## start Provided material

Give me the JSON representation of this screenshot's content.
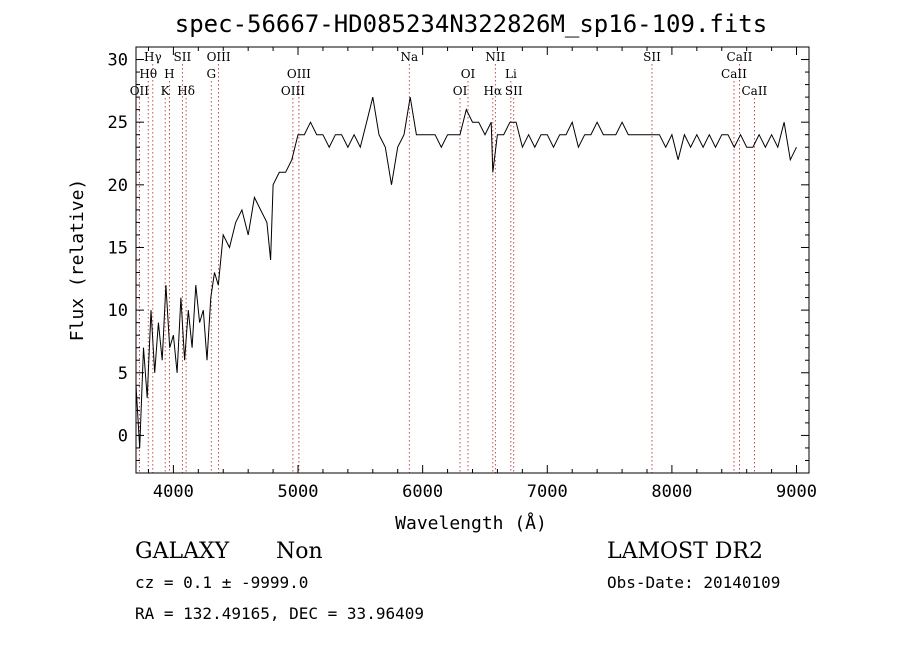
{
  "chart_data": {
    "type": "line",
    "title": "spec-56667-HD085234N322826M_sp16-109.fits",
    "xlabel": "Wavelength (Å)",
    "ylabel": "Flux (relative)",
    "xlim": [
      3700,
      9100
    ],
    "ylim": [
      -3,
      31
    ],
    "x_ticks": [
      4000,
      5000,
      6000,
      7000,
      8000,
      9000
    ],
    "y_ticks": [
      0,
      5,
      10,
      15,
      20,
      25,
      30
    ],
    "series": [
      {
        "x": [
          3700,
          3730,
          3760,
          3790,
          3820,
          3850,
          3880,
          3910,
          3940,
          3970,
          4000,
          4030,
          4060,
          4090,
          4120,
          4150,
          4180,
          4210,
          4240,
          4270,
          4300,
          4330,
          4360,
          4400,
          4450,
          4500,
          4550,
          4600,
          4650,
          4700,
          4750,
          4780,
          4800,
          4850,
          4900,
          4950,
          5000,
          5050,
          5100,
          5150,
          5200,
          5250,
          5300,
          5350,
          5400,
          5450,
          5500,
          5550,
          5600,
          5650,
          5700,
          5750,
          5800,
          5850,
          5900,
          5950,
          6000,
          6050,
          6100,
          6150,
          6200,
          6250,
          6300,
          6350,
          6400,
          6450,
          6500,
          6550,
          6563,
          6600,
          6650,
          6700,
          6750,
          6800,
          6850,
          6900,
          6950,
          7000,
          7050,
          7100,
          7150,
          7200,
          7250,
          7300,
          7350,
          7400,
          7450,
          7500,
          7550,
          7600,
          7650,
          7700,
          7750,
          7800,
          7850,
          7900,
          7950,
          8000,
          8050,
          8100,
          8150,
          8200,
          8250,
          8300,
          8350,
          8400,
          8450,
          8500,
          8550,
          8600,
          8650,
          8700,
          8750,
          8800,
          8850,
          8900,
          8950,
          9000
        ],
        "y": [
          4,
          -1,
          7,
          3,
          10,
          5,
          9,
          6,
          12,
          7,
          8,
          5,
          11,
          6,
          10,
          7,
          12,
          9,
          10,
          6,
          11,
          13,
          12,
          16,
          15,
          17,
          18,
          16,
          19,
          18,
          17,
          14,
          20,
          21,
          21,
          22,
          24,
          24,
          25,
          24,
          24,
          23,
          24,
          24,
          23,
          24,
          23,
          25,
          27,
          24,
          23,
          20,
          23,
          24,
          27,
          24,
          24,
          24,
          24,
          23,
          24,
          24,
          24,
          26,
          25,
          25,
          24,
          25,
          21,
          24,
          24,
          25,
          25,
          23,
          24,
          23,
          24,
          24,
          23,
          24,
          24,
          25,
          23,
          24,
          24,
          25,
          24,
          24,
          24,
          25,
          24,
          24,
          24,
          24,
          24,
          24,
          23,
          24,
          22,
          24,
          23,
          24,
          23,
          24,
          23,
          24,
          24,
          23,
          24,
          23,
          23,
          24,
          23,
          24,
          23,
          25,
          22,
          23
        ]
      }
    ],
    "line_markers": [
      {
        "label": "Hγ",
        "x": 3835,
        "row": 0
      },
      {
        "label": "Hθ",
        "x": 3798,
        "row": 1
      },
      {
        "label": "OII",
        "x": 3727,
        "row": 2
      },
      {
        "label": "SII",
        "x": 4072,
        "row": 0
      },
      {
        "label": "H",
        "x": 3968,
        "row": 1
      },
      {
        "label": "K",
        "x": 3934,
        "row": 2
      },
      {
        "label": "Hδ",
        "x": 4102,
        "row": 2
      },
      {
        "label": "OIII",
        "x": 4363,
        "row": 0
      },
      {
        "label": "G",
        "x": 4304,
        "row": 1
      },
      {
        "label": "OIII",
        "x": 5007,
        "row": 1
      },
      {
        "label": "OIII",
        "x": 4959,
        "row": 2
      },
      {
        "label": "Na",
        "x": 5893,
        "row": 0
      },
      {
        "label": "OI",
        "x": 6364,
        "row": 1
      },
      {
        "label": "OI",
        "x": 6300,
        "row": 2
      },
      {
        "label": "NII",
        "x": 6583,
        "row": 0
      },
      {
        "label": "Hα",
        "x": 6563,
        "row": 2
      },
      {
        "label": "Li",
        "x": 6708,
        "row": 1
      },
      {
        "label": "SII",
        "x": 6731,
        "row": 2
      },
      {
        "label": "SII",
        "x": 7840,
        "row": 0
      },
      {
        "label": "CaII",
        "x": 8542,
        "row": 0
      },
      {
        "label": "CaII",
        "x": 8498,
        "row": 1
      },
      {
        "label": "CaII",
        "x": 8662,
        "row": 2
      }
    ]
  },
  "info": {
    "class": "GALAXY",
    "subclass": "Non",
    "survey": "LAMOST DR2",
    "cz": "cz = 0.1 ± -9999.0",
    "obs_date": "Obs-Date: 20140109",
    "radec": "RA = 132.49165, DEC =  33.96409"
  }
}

## end Provided material

■ Task to carry out: Quote everything in the listing above exactly; pictures are the only thing to omit.

■ Correct output:
Give me the JSON representation of this screenshot's content.
{
  "chart_data": {
    "type": "line",
    "title": "spec-56667-HD085234N322826M_sp16-109.fits",
    "xlabel": "Wavelength (Å)",
    "ylabel": "Flux (relative)",
    "xlim": [
      3700,
      9100
    ],
    "ylim": [
      -3,
      31
    ],
    "x_ticks": [
      4000,
      5000,
      6000,
      7000,
      8000,
      9000
    ],
    "y_ticks": [
      0,
      5,
      10,
      15,
      20,
      25,
      30
    ],
    "series": [
      {
        "x": [
          3700,
          3730,
          3760,
          3790,
          3820,
          3850,
          3880,
          3910,
          3940,
          3970,
          4000,
          4030,
          4060,
          4090,
          4120,
          4150,
          4180,
          4210,
          4240,
          4270,
          4300,
          4330,
          4360,
          4400,
          4450,
          4500,
          4550,
          4600,
          4650,
          4700,
          4750,
          4780,
          4800,
          4850,
          4900,
          4950,
          5000,
          5050,
          5100,
          5150,
          5200,
          5250,
          5300,
          5350,
          5400,
          5450,
          5500,
          5550,
          5600,
          5650,
          5700,
          5750,
          5800,
          5850,
          5900,
          5950,
          6000,
          6050,
          6100,
          6150,
          6200,
          6250,
          6300,
          6350,
          6400,
          6450,
          6500,
          6550,
          6563,
          6600,
          6650,
          6700,
          6750,
          6800,
          6850,
          6900,
          6950,
          7000,
          7050,
          7100,
          7150,
          7200,
          7250,
          7300,
          7350,
          7400,
          7450,
          7500,
          7550,
          7600,
          7650,
          7700,
          7750,
          7800,
          7850,
          7900,
          7950,
          8000,
          8050,
          8100,
          8150,
          8200,
          8250,
          8300,
          8350,
          8400,
          8450,
          8500,
          8550,
          8600,
          8650,
          8700,
          8750,
          8800,
          8850,
          8900,
          8950,
          9000
        ],
        "y": [
          4,
          -1,
          7,
          3,
          10,
          5,
          9,
          6,
          12,
          7,
          8,
          5,
          11,
          6,
          10,
          7,
          12,
          9,
          10,
          6,
          11,
          13,
          12,
          16,
          15,
          17,
          18,
          16,
          19,
          18,
          17,
          14,
          20,
          21,
          21,
          22,
          24,
          24,
          25,
          24,
          24,
          23,
          24,
          24,
          23,
          24,
          23,
          25,
          27,
          24,
          23,
          20,
          23,
          24,
          27,
          24,
          24,
          24,
          24,
          23,
          24,
          24,
          24,
          26,
          25,
          25,
          24,
          25,
          21,
          24,
          24,
          25,
          25,
          23,
          24,
          23,
          24,
          24,
          23,
          24,
          24,
          25,
          23,
          24,
          24,
          25,
          24,
          24,
          24,
          25,
          24,
          24,
          24,
          24,
          24,
          24,
          23,
          24,
          22,
          24,
          23,
          24,
          23,
          24,
          23,
          24,
          24,
          23,
          24,
          23,
          23,
          24,
          23,
          24,
          23,
          25,
          22,
          23
        ]
      }
    ],
    "line_markers": [
      {
        "label": "Hγ",
        "x": 3835,
        "row": 0
      },
      {
        "label": "Hθ",
        "x": 3798,
        "row": 1
      },
      {
        "label": "OII",
        "x": 3727,
        "row": 2
      },
      {
        "label": "SII",
        "x": 4072,
        "row": 0
      },
      {
        "label": "H",
        "x": 3968,
        "row": 1
      },
      {
        "label": "K",
        "x": 3934,
        "row": 2
      },
      {
        "label": "Hδ",
        "x": 4102,
        "row": 2
      },
      {
        "label": "OIII",
        "x": 4363,
        "row": 0
      },
      {
        "label": "G",
        "x": 4304,
        "row": 1
      },
      {
        "label": "OIII",
        "x": 5007,
        "row": 1
      },
      {
        "label": "OIII",
        "x": 4959,
        "row": 2
      },
      {
        "label": "Na",
        "x": 5893,
        "row": 0
      },
      {
        "label": "OI",
        "x": 6364,
        "row": 1
      },
      {
        "label": "OI",
        "x": 6300,
        "row": 2
      },
      {
        "label": "NII",
        "x": 6583,
        "row": 0
      },
      {
        "label": "Hα",
        "x": 6563,
        "row": 2
      },
      {
        "label": "Li",
        "x": 6708,
        "row": 1
      },
      {
        "label": "SII",
        "x": 6731,
        "row": 2
      },
      {
        "label": "SII",
        "x": 7840,
        "row": 0
      },
      {
        "label": "CaII",
        "x": 8542,
        "row": 0
      },
      {
        "label": "CaII",
        "x": 8498,
        "row": 1
      },
      {
        "label": "CaII",
        "x": 8662,
        "row": 2
      }
    ]
  },
  "info": {
    "class": "GALAXY",
    "subclass": "Non",
    "survey": "LAMOST DR2",
    "cz": "cz = 0.1 ± -9999.0",
    "obs_date": "Obs-Date: 20140109",
    "radec": "RA = 132.49165, DEC =  33.96409"
  }
}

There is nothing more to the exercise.